Task requirements: Pick up the blog post about leaving a job after losing childcare support, and continue it from its last sentence.

Source document:
This blog is for Unicef. I missed a post last night so £1 goes to Unicef. If you can support the campaign visit Unicef here.

Thanks for reading.

High-earning Mums Receiving Childcare (HMRC)

Further to yesterday’s post, my call to HMRC this morning left me with no other choice but to quit my job. It is not until something is taken away that you begin to realise how much it is appreciated in your life. This is the case with my job. I have been with the company for 4 years, enjoy working with the team, the variety of the workload and the work environment. The simple fact is i can no longer ‘afford’ to work there. Now HMRC have said our joint  income is  over the threshold, they will no longer contribute towards my childcare costs. My salary only exceeds my childcare costs by £50 and that is before fuel, so i would effectively be paying to go to work. It seems it is a luxury if you are a working mum earning less than £15 per hour to keep the wheels of your career turning, if you want o work before your child is at school and your husband earns at least 20k. In other words, unless you are earning megabucks, the Government want you to be a good wife and stay at home with the children.

Data:
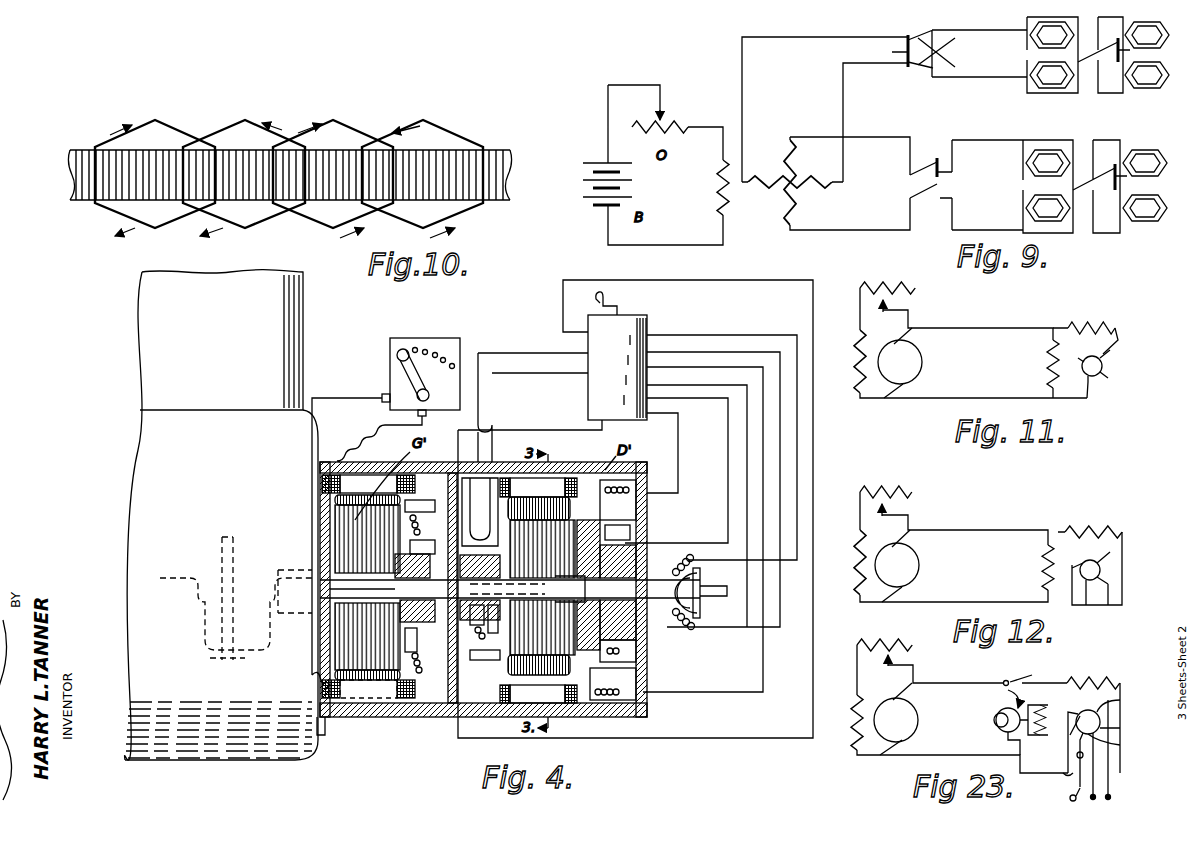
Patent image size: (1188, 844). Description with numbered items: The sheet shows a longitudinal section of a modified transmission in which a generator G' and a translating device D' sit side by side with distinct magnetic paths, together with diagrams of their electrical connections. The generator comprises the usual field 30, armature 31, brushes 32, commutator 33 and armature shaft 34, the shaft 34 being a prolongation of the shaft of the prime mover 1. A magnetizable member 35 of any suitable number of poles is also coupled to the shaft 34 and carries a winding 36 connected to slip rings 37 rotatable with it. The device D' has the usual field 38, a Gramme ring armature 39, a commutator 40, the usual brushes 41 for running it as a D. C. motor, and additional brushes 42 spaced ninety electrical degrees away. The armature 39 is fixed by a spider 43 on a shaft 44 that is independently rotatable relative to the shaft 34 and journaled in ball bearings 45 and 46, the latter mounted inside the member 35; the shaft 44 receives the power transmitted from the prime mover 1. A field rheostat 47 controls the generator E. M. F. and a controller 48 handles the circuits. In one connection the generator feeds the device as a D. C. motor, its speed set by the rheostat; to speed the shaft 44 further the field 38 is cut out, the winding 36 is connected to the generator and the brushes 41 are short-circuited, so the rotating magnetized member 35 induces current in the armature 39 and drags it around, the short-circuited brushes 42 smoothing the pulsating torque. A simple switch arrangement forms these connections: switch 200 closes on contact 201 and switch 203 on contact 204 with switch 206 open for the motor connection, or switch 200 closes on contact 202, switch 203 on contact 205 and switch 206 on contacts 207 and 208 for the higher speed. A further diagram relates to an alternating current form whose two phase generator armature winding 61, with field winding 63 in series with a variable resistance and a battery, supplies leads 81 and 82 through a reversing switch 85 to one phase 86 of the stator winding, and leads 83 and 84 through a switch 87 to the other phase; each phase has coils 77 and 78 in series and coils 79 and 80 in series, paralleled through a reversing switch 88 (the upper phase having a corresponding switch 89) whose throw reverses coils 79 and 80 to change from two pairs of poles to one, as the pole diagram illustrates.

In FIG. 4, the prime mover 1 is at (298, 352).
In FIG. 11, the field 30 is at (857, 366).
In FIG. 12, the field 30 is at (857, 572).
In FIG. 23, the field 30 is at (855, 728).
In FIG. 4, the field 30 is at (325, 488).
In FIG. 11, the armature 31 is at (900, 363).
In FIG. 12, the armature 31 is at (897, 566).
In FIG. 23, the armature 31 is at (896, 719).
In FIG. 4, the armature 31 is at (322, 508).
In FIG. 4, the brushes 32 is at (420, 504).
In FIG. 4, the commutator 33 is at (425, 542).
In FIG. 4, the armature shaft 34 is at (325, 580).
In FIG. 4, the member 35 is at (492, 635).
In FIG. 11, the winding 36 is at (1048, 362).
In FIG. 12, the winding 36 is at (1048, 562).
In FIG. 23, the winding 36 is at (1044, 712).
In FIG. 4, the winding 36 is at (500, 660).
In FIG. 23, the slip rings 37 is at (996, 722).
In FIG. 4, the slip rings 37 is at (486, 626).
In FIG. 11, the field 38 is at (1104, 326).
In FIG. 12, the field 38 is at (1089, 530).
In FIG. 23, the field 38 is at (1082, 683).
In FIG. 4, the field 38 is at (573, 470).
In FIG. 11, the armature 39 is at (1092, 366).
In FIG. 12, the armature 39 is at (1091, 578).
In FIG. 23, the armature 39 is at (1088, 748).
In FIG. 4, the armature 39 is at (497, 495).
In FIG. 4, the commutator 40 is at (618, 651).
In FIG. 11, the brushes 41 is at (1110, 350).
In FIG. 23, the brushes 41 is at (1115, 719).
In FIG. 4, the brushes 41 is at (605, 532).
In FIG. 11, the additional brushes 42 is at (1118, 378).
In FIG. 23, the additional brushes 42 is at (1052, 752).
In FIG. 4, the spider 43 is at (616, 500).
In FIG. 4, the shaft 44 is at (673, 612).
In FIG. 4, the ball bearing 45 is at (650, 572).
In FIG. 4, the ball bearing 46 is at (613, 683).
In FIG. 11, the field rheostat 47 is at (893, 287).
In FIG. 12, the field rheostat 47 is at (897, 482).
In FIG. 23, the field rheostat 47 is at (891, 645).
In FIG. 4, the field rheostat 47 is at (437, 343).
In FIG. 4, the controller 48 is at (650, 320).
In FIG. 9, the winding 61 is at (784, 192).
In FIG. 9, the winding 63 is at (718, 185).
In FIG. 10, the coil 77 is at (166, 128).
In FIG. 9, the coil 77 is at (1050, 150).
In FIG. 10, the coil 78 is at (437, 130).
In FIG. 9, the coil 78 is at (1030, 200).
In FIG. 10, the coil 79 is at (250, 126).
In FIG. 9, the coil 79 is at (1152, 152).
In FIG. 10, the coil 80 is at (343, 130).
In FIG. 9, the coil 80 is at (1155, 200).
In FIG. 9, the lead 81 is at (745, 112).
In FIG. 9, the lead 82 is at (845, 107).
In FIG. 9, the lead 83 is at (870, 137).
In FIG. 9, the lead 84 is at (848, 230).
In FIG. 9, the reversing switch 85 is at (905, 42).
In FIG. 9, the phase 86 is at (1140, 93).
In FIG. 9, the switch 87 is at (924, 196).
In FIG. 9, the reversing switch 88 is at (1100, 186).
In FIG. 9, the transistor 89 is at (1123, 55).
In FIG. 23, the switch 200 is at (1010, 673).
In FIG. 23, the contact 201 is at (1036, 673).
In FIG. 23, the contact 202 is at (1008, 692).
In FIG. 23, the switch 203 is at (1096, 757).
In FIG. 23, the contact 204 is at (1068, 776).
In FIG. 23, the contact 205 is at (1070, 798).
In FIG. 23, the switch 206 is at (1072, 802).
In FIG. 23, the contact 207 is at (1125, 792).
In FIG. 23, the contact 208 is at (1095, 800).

Response below:
As much as i love baby boy, i also enjoy some time at work and I am not altogether thrilled at the prospect of being at home 5 daus a week, but i have done it before when my daughter was my som’s age, so he may as well get the same level of attention. Some people would argue, ‘if you dont want to look after them full-time, why bother having kids’? Which has an element of truth, in an ideal world i would share this responsibility with my husband but  i can only justifiably do this if i can match his salary or exceed it. This is tricky when my CV already has gaps from previous spells of ull-time parenting.

I have just got to do what most mums have to do and ‘suck it up’ , whatever ‘it’ is. This scenario goes to show that Kirstie Allsopp’s view that young women are better getting married and having children in their twenties makes far more sense than spending years getting qualified, only for it to all fall by the wayside once children come along – because to work is a lifestyle choice, only worthwhile for Mums in the top income brackets.

Now…..where is my pinny?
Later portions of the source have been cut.